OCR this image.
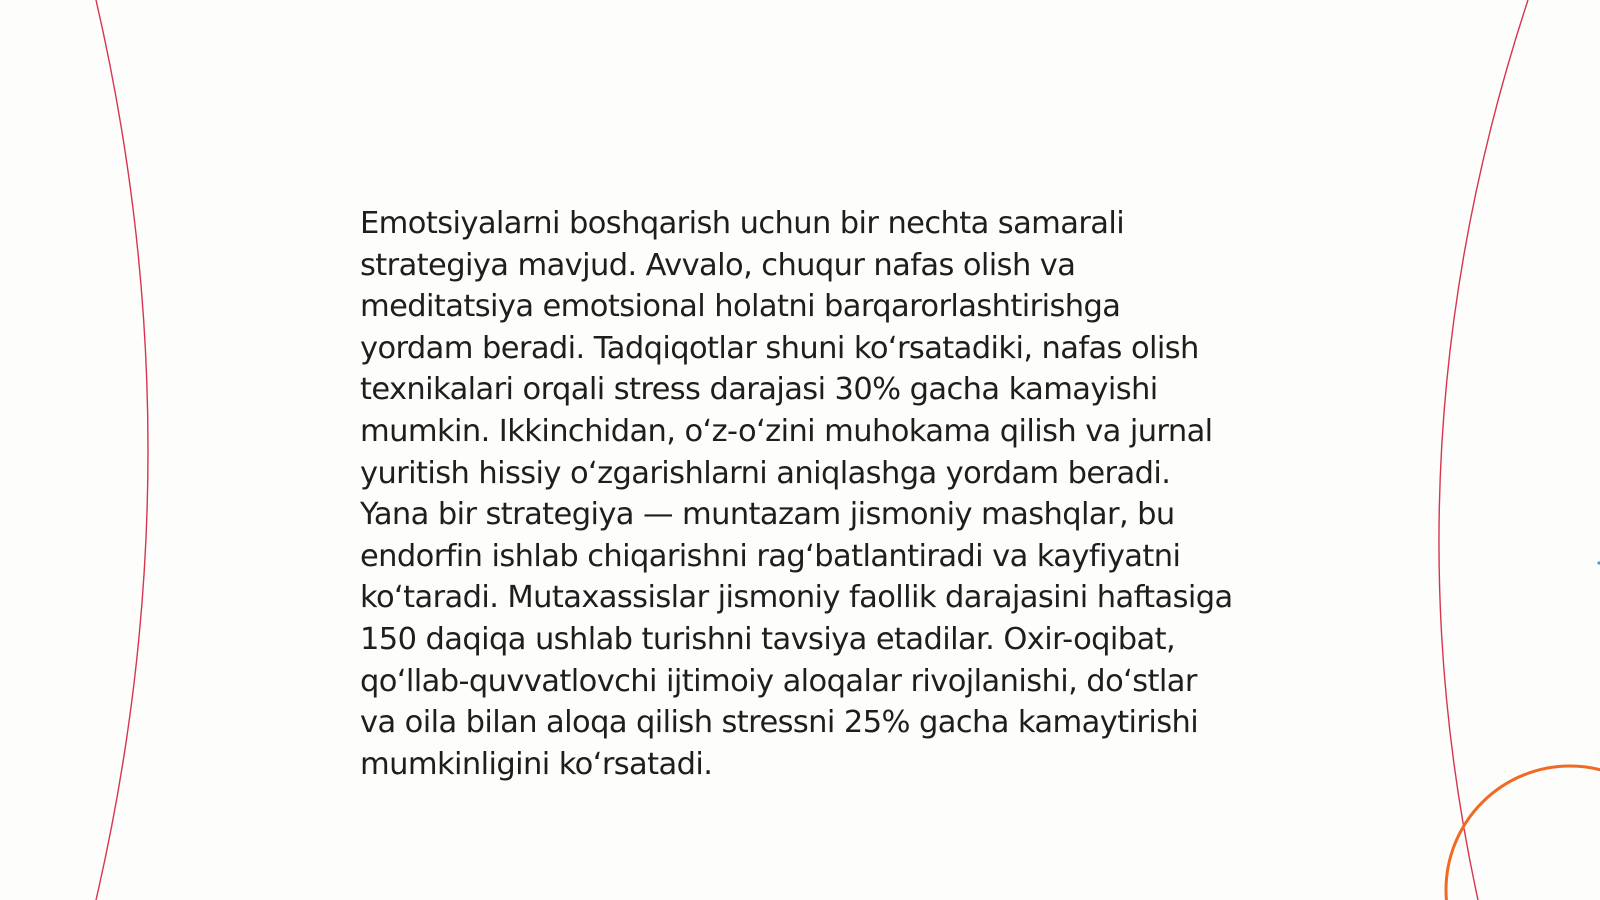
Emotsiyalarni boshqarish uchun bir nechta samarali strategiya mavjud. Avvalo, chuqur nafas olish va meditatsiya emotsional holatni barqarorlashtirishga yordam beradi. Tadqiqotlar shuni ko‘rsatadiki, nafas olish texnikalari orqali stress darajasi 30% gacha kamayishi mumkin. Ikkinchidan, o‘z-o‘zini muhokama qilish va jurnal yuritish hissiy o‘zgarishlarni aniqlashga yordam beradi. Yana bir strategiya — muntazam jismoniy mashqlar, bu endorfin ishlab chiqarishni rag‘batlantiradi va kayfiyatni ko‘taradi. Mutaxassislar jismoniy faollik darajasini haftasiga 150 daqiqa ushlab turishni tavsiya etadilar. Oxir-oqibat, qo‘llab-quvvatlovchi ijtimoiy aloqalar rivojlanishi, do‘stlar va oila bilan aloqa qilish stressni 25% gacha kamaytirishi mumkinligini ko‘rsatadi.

...

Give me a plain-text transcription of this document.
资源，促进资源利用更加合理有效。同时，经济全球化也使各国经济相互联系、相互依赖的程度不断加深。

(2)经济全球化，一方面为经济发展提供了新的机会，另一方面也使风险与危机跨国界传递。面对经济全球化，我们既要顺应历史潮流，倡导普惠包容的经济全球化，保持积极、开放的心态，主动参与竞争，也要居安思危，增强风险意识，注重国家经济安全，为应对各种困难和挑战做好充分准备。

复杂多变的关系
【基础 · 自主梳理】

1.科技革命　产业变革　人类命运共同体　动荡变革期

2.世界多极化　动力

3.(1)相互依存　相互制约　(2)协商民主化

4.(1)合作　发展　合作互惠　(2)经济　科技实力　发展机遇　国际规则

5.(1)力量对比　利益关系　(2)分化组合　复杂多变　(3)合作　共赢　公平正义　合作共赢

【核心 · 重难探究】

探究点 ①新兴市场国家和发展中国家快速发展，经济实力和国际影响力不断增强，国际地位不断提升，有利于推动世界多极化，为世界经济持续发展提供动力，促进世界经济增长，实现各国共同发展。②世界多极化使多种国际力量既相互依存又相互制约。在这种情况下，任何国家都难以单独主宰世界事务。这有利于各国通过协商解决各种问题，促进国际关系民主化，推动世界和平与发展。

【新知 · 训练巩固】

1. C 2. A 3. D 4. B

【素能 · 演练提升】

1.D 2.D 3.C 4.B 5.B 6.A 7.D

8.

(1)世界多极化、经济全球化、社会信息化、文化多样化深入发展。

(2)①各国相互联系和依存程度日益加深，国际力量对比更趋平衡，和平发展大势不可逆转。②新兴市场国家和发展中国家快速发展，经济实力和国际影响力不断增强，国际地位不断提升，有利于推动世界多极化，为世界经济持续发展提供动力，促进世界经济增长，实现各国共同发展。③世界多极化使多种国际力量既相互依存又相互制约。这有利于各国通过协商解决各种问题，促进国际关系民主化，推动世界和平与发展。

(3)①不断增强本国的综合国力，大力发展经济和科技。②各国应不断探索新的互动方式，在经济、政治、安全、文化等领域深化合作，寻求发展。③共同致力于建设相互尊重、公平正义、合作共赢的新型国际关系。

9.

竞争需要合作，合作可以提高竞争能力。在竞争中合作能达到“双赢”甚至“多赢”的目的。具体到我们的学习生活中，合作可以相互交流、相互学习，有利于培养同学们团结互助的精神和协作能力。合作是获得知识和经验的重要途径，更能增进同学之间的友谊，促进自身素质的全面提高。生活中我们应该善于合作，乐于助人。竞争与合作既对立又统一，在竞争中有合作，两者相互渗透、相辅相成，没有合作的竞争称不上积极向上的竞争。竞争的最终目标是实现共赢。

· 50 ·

---

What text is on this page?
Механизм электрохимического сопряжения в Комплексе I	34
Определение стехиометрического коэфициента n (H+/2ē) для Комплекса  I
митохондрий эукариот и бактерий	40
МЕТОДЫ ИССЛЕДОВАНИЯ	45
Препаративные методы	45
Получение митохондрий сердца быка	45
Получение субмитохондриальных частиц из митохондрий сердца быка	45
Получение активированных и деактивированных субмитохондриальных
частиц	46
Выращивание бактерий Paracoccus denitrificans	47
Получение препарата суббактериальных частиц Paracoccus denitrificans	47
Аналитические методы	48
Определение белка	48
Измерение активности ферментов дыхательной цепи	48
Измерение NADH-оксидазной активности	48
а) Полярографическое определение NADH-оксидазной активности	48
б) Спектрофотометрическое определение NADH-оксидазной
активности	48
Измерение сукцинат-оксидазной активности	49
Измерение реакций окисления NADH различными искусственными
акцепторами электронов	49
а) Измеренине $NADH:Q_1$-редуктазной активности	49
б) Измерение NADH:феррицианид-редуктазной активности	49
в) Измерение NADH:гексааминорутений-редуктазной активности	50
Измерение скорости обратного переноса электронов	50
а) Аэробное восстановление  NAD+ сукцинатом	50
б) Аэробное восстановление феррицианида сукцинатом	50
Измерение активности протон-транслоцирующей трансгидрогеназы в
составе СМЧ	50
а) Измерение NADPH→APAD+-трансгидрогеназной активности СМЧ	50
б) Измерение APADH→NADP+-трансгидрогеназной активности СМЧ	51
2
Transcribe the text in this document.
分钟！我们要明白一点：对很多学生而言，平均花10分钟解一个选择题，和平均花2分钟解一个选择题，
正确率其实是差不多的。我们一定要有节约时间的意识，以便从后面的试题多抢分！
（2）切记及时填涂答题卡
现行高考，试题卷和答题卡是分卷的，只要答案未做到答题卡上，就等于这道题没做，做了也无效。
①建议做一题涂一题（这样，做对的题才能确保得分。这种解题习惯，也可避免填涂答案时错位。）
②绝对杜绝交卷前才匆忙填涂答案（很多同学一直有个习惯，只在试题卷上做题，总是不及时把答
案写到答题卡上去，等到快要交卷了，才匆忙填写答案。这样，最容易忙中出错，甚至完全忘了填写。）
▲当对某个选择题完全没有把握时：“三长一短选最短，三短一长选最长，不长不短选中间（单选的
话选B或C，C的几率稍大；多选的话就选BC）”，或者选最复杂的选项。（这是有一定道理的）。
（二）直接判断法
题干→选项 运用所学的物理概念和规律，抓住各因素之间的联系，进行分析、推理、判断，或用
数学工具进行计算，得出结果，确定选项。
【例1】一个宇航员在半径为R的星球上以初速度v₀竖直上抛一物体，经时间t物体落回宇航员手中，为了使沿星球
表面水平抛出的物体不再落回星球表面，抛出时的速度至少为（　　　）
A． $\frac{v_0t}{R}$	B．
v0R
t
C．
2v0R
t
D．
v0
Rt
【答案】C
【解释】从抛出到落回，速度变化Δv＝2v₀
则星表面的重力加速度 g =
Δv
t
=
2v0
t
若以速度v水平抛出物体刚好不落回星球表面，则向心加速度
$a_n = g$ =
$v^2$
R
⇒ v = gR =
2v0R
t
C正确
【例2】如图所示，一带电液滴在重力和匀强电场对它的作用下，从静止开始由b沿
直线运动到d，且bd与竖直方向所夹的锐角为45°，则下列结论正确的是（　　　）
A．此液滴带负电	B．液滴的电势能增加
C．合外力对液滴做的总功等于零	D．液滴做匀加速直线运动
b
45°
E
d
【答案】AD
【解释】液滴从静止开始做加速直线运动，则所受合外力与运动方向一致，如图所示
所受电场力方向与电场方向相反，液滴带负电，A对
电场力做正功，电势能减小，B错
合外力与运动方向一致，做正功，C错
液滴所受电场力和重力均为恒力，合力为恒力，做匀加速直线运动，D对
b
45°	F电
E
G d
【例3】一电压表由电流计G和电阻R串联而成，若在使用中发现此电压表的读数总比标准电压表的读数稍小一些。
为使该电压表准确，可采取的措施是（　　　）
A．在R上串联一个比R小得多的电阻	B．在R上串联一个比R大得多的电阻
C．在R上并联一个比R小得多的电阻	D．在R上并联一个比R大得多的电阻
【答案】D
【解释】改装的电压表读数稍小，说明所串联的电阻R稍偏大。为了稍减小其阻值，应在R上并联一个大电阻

INSTRUCTION:
Filter the records above for lines containing the word "text", and copy those lines.

WRITTEN SOLUTION:
Give me a plain-text transcription of this document.
What text is on this page?
Transcribe the text in this document.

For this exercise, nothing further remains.